- **Given records**:
::::::

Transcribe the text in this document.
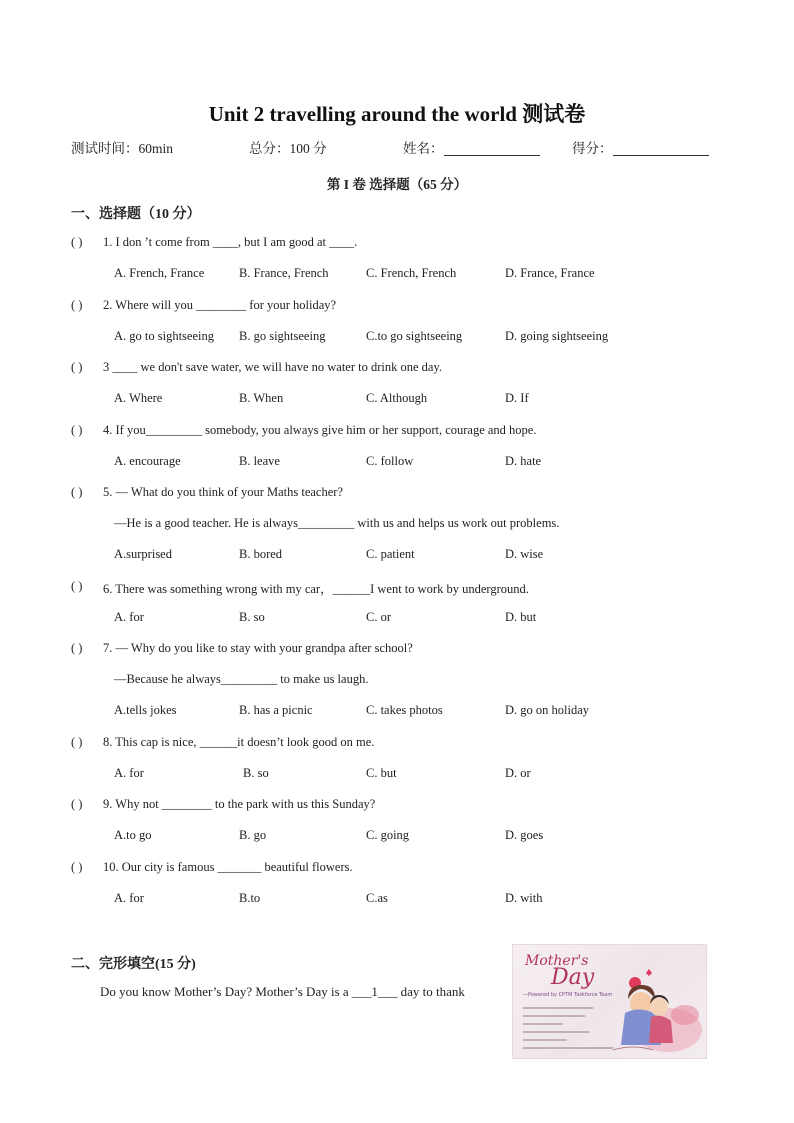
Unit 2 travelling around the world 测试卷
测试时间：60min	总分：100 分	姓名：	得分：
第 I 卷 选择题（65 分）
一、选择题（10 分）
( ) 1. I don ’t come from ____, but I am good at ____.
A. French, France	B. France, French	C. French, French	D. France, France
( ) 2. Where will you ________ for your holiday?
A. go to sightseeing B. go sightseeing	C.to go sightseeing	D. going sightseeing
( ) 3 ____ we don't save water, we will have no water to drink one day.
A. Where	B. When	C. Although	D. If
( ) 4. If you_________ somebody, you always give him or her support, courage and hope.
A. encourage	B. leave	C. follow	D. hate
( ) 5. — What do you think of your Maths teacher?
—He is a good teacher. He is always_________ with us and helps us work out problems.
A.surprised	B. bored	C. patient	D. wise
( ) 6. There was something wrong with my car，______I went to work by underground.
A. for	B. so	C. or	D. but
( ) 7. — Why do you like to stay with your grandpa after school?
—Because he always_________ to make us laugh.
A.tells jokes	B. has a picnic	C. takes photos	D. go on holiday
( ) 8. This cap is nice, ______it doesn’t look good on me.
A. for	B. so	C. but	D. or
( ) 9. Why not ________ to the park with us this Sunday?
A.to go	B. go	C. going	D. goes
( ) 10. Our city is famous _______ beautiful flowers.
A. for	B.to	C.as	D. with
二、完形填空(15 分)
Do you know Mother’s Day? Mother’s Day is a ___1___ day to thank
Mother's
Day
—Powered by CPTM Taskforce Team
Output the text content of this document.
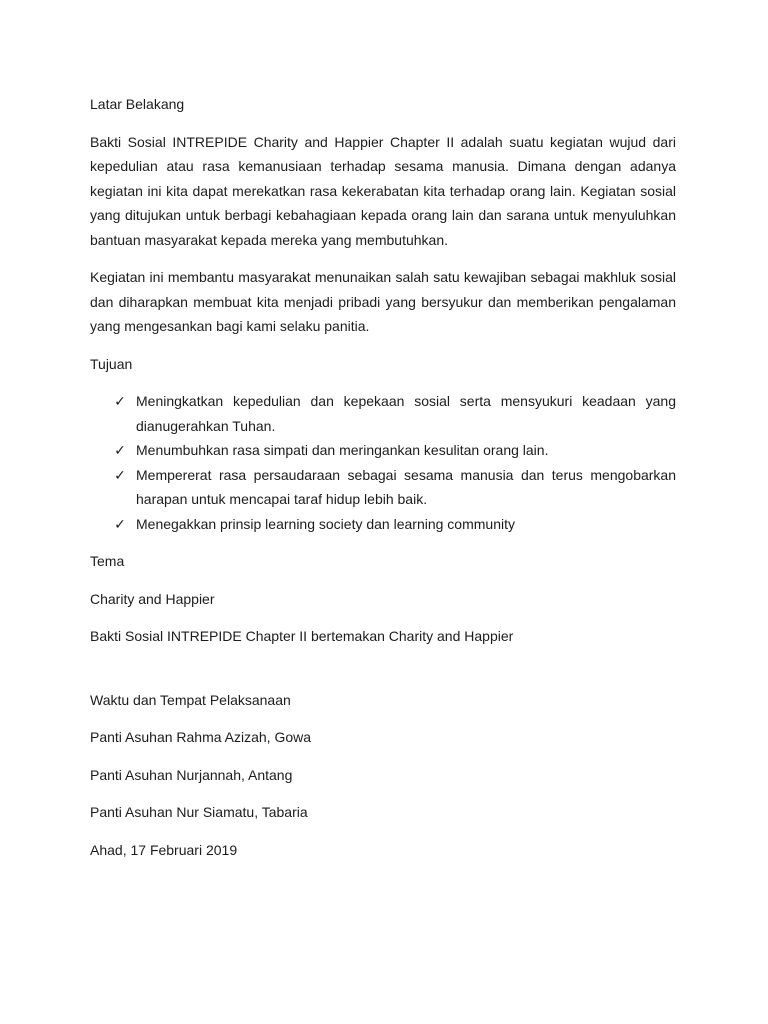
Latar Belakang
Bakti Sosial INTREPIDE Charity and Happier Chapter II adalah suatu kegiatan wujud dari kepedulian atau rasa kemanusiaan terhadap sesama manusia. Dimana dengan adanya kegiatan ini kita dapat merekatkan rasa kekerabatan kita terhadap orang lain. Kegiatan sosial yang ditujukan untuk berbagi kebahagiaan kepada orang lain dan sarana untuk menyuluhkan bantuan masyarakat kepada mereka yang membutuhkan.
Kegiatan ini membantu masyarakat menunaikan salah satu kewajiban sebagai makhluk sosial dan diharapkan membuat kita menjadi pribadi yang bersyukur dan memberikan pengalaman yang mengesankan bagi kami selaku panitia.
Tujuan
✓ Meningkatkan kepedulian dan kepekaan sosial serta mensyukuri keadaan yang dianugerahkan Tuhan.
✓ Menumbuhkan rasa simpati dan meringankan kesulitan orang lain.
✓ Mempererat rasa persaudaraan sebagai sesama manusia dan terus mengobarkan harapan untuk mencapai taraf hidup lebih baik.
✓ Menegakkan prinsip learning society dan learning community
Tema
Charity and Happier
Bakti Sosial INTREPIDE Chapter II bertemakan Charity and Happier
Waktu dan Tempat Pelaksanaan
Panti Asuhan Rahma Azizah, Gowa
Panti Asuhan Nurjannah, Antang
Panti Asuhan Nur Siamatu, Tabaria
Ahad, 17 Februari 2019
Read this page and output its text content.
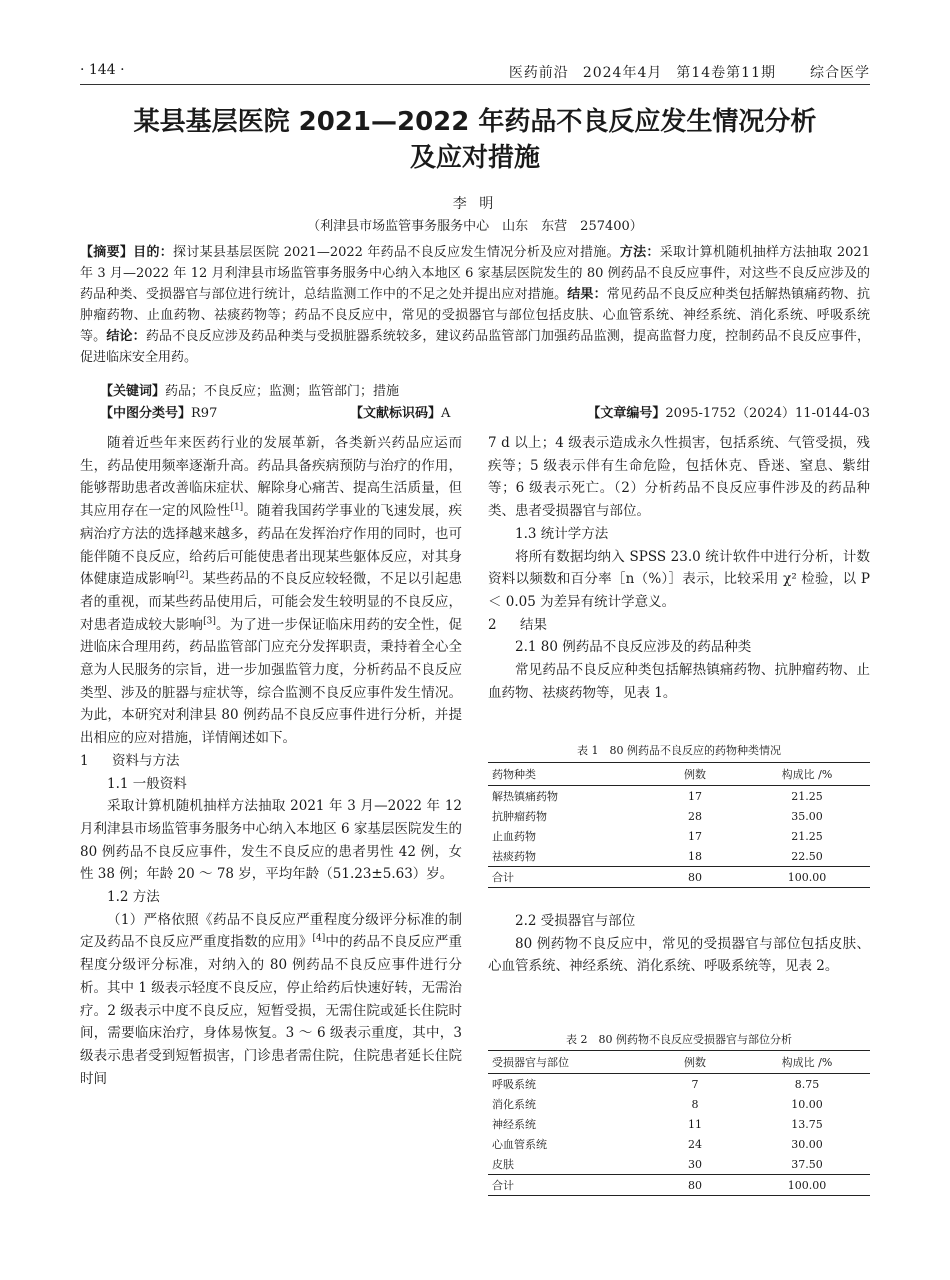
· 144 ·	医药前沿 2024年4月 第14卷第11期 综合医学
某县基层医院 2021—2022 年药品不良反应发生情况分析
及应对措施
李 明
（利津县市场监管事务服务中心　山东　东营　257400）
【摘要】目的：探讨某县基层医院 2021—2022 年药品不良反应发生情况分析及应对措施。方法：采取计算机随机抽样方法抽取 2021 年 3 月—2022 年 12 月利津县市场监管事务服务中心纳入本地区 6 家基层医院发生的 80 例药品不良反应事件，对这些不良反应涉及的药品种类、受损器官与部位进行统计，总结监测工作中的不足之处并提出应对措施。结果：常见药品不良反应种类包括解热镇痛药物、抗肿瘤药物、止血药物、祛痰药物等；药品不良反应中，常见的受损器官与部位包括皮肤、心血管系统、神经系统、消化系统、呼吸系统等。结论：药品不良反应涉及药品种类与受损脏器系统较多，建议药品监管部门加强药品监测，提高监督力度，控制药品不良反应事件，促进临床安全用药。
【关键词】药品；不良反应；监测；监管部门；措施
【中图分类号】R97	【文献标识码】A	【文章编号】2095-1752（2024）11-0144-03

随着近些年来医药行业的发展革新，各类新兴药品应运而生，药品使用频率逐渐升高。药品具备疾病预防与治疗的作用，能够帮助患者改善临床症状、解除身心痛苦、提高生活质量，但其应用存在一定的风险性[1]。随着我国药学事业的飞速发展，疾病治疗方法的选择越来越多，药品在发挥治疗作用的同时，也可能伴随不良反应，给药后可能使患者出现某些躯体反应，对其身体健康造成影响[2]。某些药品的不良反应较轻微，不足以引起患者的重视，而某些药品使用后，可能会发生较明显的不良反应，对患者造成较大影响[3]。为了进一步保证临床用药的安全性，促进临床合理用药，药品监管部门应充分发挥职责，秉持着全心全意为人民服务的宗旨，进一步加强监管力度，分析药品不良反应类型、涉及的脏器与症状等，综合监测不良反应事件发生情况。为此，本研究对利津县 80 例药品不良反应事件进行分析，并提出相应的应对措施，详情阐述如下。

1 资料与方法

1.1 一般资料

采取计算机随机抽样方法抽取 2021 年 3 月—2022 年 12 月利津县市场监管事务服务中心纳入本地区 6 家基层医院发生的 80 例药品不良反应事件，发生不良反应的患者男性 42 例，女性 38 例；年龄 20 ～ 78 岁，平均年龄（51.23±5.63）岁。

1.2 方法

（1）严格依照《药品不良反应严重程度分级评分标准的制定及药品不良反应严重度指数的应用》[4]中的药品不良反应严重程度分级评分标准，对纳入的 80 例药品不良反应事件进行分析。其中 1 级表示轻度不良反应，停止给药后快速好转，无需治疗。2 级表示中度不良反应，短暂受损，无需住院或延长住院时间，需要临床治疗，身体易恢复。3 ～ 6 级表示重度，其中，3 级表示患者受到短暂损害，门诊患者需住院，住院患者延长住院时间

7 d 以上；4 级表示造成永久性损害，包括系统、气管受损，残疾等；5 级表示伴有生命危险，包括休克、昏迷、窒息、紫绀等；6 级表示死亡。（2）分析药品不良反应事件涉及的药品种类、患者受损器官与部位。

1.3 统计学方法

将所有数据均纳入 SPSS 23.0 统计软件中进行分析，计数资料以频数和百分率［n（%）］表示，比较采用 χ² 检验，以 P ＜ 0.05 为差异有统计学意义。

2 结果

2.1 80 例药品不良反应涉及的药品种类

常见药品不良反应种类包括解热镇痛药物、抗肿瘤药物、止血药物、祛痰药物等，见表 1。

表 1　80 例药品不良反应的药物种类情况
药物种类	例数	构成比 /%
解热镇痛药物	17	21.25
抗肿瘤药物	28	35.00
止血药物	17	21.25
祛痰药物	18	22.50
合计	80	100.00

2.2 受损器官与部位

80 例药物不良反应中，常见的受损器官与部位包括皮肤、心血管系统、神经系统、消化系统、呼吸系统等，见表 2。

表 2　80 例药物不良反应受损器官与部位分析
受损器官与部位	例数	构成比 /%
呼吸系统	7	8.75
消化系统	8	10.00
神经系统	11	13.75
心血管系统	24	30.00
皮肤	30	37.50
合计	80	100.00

::::::

- **Work required**: Transcribe every entry above exactly. Omit all pictures.

- **Answer to the task**:
Transcribe the text in this document.
Unit 2 travelling around the world 测试卷
测试时间：60min	总分：100 分	姓名：	得分：
第 I 卷 选择题（65 分）
一、选择题（10 分）
( ) 1. I don ’t come from ____, but I am good at ____.
A. French, France	B. France, French	C. French, French	D. France, France
( ) 2. Where will you ________ for your holiday?
A. go to sightseeing B. go sightseeing	C.to go sightseeing	D. going sightseeing
( ) 3 ____ we don't save water, we will have no water to drink one day.
A. Where	B. When	C. Although	D. If
( ) 4. If you_________ somebody, you always give him or her support, courage and hope.
A. encourage	B. leave	C. follow	D. hate
( ) 5. — What do you think of your Maths teacher?
—He is a good teacher. He is always_________ with us and helps us work out problems.
A.surprised	B. bored	C. patient	D. wise
( ) 6. There was something wrong with my car，______I went to work by underground.
A. for	B. so	C. or	D. but
( ) 7. — Why do you like to stay with your grandpa after school?
—Because he always_________ to make us laugh.
A.tells jokes	B. has a picnic	C. takes photos	D. go on holiday
( ) 8. This cap is nice, ______it doesn’t look good on me.
A. for	B. so	C. but	D. or
( ) 9. Why not ________ to the park with us this Sunday?
A.to go	B. go	C. going	D. goes
( ) 10. Our city is famous _______ beautiful flowers.
A. for	B.to	C.as	D. with
二、完形填空(15 分)
Do you know Mother’s Day? Mother’s Day is a ___1___ day to thank
Mother's
Day
—Powered by CPTM Taskforce Team
Output the text content of this document.
Latar Belakang
Bakti Sosial INTREPIDE Charity and Happier Chapter II adalah suatu kegiatan wujud dari kepedulian atau rasa kemanusiaan terhadap sesama manusia. Dimana dengan adanya kegiatan ini kita dapat merekatkan rasa kekerabatan kita terhadap orang lain. Kegiatan sosial yang ditujukan untuk berbagi kebahagiaan kepada orang lain dan sarana untuk menyuluhkan bantuan masyarakat kepada mereka yang membutuhkan.
Kegiatan ini membantu masyarakat menunaikan salah satu kewajiban sebagai makhluk sosial dan diharapkan membuat kita menjadi pribadi yang bersyukur dan memberikan pengalaman yang mengesankan bagi kami selaku panitia.
Tujuan
✓ Meningkatkan kepedulian dan kepekaan sosial serta mensyukuri keadaan yang dianugerahkan Tuhan.
✓ Menumbuhkan rasa simpati dan meringankan kesulitan orang lain.
✓ Mempererat rasa persaudaraan sebagai sesama manusia dan terus mengobarkan harapan untuk mencapai taraf hidup lebih baik.
✓ Menegakkan prinsip learning society dan learning community
Tema
Charity and Happier
Bakti Sosial INTREPIDE Chapter II bertemakan Charity and Happier
Waktu dan Tempat Pelaksanaan
Panti Asuhan Rahma Azizah, Gowa
Panti Asuhan Nurjannah, Antang
Panti Asuhan Nur Siamatu, Tabaria
Ahad, 17 Februari 2019
Read this page and output its text content.
· 144 ·	医药前沿 2024年4月 第14卷第11期 综合医学
某县基层医院 2021—2022 年药品不良反应发生情况分析
及应对措施
李 明
（利津县市场监管事务服务中心　山东　东营　257400）
【摘要】目的：探讨某县基层医院 2021—2022 年药品不良反应发生情况分析及应对措施。方法：采取计算机随机抽样方法抽取 2021 年 3 月—2022 年 12 月利津县市场监管事务服务中心纳入本地区 6 家基层医院发生的 80 例药品不良反应事件，对这些不良反应涉及的药品种类、受损器官与部位进行统计，总结监测工作中的不足之处并提出应对措施。结果：常见药品不良反应种类包括解热镇痛药物、抗肿瘤药物、止血药物、祛痰药物等；药品不良反应中，常见的受损器官与部位包括皮肤、心血管系统、神经系统、消化系统、呼吸系统等。结论：药品不良反应涉及药品种类与受损脏器系统较多，建议药品监管部门加强药品监测，提高监督力度，控制药品不良反应事件，促进临床安全用药。
【关键词】药品；不良反应；监测；监管部门；措施
【中图分类号】R97	【文献标识码】A	【文章编号】2095-1752（2024）11-0144-03

随着近些年来医药行业的发展革新，各类新兴药品应运而生，药品使用频率逐渐升高。药品具备疾病预防与治疗的作用，能够帮助患者改善临床症状、解除身心痛苦、提高生活质量，但其应用存在一定的风险性[1]。随着我国药学事业的飞速发展，疾病治疗方法的选择越来越多，药品在发挥治疗作用的同时，也可能伴随不良反应，给药后可能使患者出现某些躯体反应，对其身体健康造成影响[2]。某些药品的不良反应较轻微，不足以引起患者的重视，而某些药品使用后，可能会发生较明显的不良反应，对患者造成较大影响[3]。为了进一步保证临床用药的安全性，促进临床合理用药，药品监管部门应充分发挥职责，秉持着全心全意为人民服务的宗旨，进一步加强监管力度，分析药品不良反应类型、涉及的脏器与症状等，综合监测不良反应事件发生情况。为此，本研究对利津县 80 例药品不良反应事件进行分析，并提出相应的应对措施，详情阐述如下。

1 资料与方法

1.1 一般资料

采取计算机随机抽样方法抽取 2021 年 3 月—2022 年 12 月利津县市场监管事务服务中心纳入本地区 6 家基层医院发生的 80 例药品不良反应事件，发生不良反应的患者男性 42 例，女性 38 例；年龄 20 ～ 78 岁，平均年龄（51.23±5.63）岁。

1.2 方法

（1）严格依照《药品不良反应严重程度分级评分标准的制定及药品不良反应严重度指数的应用》[4]中的药品不良反应严重程度分级评分标准，对纳入的 80 例药品不良反应事件进行分析。其中 1 级表示轻度不良反应，停止给药后快速好转，无需治疗。2 级表示中度不良反应，短暂受损，无需住院或延长住院时间，需要临床治疗，身体易恢复。3 ～ 6 级表示重度，其中，3 级表示患者受到短暂损害，门诊患者需住院，住院患者延长住院时间

7 d 以上；4 级表示造成永久性损害，包括系统、气管受损，残疾等；5 级表示伴有生命危险，包括休克、昏迷、窒息、紫绀等；6 级表示死亡。（2）分析药品不良反应事件涉及的药品种类、患者受损器官与部位。

1.3 统计学方法

将所有数据均纳入 SPSS 23.0 统计软件中进行分析，计数资料以频数和百分率［n（%）］表示，比较采用 χ² 检验，以 P ＜ 0.05 为差异有统计学意义。

2 结果

2.1 80 例药品不良反应涉及的药品种类

常见药品不良反应种类包括解热镇痛药物、抗肿瘤药物、止血药物、祛痰药物等，见表 1。

表 1　80 例药品不良反应的药物种类情况
药物种类	例数	构成比 /%
解热镇痛药物	17	21.25
抗肿瘤药物	28	35.00
止血药物	17	21.25
祛痰药物	18	22.50
合计	80	100.00

2.2 受损器官与部位

80 例药物不良反应中，常见的受损器官与部位包括皮肤、心血管系统、神经系统、消化系统、呼吸系统等，见表 2。

表 2　80 例药物不良反应受损器官与部位分析
受损器官与部位	例数	构成比 /%
呼吸系统	7	8.75
消化系统	8	10.00
神经系统	11	13.75
心血管系统	24	30.00
皮肤	30	37.50
合计	80	100.00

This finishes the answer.